§ Source records:
####

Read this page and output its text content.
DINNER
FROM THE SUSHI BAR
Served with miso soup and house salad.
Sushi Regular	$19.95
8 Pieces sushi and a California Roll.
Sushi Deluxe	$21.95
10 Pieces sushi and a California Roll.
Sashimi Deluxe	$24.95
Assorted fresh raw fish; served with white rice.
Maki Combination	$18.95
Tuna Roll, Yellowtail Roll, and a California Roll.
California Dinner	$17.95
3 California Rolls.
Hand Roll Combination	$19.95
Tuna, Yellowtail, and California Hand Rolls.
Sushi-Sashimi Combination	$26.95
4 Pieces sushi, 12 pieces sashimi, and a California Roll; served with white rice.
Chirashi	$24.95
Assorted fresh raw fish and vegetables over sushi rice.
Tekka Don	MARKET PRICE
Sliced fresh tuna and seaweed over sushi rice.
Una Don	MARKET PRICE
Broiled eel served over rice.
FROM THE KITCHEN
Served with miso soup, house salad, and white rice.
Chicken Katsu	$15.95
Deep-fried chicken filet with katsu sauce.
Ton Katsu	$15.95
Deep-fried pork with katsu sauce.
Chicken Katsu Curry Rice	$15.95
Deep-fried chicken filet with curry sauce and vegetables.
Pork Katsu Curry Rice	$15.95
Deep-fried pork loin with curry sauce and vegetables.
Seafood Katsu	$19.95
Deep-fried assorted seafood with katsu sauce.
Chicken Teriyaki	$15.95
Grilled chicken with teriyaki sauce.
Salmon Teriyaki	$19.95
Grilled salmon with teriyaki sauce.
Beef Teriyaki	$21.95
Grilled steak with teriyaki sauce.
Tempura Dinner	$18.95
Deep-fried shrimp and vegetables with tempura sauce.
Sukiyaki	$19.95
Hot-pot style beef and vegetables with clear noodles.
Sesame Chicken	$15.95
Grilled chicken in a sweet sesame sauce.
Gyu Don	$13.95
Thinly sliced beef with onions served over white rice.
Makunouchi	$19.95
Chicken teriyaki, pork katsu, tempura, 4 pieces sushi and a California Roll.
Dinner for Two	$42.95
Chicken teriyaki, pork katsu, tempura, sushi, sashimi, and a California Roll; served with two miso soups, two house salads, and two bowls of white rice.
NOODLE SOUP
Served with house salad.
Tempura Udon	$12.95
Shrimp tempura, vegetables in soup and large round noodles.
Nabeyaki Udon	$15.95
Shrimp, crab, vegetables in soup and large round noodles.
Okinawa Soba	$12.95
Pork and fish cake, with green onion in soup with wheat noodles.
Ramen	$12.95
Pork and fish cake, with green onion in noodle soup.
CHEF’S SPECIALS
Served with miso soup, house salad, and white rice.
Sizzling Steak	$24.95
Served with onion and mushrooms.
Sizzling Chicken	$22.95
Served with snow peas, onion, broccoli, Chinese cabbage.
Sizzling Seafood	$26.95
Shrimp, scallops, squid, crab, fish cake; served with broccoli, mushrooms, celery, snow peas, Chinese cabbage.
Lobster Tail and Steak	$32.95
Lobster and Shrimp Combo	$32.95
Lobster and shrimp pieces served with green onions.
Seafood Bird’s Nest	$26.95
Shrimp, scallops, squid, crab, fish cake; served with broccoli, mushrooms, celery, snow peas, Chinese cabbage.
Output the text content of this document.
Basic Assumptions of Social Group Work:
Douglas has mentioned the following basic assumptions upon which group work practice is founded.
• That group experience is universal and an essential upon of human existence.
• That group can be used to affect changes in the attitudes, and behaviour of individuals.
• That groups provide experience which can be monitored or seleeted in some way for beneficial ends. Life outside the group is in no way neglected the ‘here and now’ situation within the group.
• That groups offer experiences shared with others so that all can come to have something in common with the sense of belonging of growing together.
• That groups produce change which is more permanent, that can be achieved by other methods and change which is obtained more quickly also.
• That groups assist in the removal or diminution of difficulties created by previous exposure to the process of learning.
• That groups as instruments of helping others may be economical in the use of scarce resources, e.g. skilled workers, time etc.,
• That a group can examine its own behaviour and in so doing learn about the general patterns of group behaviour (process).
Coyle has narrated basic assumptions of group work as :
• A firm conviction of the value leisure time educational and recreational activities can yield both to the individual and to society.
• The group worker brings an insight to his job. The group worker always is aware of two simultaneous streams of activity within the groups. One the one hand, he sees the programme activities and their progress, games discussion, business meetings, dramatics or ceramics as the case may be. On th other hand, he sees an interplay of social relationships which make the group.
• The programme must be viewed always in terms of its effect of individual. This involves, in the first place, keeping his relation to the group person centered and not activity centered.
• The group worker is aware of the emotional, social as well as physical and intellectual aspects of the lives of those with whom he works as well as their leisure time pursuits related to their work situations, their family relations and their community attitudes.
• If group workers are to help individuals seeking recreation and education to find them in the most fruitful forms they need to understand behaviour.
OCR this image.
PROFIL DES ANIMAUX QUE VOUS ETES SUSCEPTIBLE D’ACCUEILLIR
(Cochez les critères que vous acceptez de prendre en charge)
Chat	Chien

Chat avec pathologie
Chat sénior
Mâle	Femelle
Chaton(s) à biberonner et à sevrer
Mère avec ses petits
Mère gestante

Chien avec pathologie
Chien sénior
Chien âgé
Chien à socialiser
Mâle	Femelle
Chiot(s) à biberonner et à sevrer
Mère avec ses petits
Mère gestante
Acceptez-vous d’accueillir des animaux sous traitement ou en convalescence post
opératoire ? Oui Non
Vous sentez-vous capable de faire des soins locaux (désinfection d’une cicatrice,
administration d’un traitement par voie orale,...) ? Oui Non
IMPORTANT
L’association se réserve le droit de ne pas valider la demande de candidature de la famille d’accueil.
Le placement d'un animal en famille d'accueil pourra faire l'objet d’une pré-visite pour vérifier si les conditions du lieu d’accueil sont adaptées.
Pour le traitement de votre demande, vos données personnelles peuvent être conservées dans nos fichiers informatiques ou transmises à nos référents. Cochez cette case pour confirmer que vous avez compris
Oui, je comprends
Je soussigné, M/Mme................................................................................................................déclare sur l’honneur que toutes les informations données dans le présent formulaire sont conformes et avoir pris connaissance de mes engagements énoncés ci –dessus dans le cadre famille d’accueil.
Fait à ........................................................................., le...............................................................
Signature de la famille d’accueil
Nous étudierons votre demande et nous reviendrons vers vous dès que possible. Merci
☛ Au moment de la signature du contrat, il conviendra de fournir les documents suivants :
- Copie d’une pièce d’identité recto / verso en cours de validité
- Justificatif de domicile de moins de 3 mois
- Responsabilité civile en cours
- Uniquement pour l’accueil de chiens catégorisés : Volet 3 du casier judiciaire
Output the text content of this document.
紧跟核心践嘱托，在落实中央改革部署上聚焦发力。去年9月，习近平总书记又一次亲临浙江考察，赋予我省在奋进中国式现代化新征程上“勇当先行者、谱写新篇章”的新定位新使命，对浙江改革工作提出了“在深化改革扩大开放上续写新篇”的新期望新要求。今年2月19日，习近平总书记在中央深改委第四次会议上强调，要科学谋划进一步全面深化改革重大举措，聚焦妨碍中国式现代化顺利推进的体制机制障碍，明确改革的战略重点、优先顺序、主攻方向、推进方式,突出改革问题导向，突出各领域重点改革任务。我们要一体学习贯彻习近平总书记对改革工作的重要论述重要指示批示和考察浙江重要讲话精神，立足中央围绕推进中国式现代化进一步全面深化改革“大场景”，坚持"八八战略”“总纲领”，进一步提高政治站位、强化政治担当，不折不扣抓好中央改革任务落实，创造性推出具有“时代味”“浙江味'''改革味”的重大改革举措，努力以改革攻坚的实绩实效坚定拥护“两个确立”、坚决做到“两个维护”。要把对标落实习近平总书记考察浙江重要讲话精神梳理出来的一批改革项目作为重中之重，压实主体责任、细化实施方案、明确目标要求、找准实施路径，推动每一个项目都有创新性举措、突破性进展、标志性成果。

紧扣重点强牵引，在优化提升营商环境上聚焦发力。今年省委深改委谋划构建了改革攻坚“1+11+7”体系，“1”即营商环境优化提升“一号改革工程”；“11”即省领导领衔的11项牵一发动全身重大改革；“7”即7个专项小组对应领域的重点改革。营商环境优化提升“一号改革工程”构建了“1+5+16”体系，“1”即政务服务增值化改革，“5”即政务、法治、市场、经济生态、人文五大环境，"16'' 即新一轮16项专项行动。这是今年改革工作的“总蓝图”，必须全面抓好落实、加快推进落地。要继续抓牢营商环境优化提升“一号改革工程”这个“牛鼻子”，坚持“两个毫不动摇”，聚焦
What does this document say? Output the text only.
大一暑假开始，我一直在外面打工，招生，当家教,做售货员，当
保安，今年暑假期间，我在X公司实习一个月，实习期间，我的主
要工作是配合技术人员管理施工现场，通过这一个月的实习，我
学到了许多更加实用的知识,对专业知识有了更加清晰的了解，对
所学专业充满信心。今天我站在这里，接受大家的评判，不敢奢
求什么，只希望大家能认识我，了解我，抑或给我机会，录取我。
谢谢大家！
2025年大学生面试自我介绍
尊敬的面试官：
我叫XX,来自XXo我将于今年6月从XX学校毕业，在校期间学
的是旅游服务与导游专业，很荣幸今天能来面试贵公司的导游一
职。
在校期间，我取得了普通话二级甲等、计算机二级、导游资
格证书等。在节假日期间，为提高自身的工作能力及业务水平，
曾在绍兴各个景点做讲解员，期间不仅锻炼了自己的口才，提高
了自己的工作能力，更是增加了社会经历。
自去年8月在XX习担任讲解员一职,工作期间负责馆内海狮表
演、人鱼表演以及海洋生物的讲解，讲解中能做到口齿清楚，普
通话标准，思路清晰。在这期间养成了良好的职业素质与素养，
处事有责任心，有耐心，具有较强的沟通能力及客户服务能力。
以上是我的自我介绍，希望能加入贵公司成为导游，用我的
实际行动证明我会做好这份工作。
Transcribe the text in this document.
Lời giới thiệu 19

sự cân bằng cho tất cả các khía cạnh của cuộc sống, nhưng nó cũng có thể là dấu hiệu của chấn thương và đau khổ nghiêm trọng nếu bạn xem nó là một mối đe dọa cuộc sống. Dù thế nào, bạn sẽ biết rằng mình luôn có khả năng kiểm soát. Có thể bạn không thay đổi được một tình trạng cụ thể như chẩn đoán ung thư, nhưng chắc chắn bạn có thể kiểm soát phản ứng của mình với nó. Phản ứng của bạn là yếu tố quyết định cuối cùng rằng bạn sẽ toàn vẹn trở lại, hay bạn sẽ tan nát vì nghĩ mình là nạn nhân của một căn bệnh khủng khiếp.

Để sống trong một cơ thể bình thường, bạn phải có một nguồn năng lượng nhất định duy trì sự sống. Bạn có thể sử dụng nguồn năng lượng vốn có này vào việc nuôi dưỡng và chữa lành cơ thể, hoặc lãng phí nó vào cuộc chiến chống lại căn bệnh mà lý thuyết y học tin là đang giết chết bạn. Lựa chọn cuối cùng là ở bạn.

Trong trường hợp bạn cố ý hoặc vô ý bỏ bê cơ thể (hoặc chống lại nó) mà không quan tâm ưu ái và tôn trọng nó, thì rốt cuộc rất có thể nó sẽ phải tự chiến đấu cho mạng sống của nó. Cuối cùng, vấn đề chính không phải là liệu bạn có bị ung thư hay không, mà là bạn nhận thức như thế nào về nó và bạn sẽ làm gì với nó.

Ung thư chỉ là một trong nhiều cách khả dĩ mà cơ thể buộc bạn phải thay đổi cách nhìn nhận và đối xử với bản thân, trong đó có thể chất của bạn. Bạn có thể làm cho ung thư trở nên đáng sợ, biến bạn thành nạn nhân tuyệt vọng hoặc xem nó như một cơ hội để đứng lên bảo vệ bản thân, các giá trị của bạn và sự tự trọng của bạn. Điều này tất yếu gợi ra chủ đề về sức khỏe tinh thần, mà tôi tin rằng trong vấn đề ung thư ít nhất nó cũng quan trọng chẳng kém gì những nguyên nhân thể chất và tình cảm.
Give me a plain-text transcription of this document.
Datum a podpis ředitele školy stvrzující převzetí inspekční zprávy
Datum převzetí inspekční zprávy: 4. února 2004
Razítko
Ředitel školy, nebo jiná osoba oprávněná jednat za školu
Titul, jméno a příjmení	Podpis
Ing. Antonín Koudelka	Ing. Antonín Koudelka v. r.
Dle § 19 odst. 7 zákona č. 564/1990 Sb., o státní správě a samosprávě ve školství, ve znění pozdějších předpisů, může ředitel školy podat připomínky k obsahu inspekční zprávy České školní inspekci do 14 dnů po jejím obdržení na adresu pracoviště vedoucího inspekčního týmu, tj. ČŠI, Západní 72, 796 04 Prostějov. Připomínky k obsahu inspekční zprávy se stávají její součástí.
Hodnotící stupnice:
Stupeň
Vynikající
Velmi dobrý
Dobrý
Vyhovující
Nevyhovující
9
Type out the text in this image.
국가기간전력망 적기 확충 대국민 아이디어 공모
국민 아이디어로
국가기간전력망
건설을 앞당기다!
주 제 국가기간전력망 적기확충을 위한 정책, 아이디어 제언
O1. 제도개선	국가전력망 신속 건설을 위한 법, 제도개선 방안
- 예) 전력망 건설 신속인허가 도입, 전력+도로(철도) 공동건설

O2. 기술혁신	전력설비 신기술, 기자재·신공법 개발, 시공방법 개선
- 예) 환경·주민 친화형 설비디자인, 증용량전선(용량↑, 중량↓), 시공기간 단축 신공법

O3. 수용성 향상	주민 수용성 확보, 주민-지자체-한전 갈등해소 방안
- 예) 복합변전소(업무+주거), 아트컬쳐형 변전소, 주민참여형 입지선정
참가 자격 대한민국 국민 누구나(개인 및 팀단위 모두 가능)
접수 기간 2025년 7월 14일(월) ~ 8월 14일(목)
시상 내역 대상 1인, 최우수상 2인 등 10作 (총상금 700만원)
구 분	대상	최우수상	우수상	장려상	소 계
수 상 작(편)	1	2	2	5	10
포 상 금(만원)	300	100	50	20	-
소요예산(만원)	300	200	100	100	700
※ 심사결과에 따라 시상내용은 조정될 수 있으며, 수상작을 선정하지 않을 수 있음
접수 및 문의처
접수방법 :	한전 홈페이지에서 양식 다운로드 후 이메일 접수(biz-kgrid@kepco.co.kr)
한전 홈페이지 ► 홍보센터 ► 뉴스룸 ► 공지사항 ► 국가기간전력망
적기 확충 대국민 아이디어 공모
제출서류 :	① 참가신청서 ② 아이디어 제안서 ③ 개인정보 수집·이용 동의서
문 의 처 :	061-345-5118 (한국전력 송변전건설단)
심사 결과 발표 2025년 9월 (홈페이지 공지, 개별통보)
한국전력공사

####

§ Directive:
Collect the lines of the records that include the string "최우수상".

§ Reply to the exercise:
시상 내역 대상 1인, 최우수상 2인 등 10作 (총상금 700만원)
구 분	대상	최우수상	우수상	장려상	소 계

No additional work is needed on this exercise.